AVAILABLE RECORDS
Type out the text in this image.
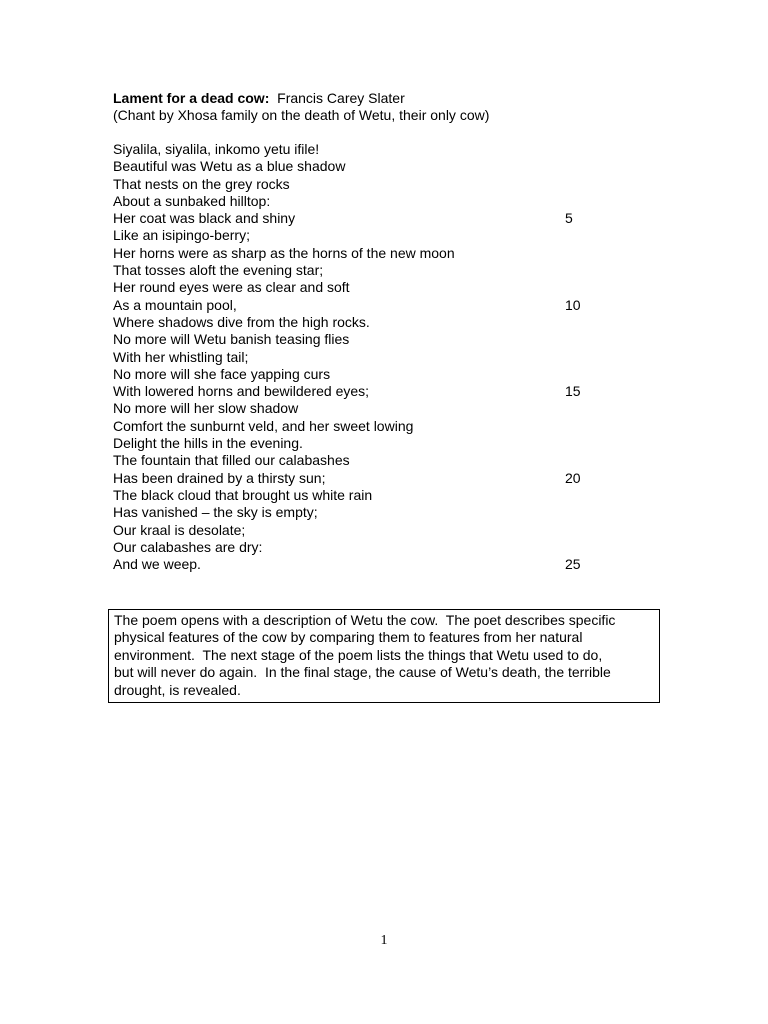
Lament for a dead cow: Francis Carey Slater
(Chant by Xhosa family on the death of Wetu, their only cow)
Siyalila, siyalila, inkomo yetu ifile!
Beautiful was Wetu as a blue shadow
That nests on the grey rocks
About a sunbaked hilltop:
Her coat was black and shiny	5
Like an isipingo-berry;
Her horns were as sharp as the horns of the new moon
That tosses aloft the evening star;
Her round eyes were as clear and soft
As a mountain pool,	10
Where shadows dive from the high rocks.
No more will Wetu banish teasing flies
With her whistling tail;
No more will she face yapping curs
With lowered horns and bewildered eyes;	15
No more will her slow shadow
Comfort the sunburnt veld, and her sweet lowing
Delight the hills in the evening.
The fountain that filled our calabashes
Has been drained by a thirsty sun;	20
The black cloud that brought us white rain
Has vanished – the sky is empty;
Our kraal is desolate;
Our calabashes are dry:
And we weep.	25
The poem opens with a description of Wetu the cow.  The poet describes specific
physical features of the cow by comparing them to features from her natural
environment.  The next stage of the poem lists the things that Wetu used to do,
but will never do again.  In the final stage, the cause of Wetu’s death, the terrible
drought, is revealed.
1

WORK TO DO
Each line in the listing above either holds the string "poem" or does not; state how many do, giving the number only.

SOLVED EXERCISE
2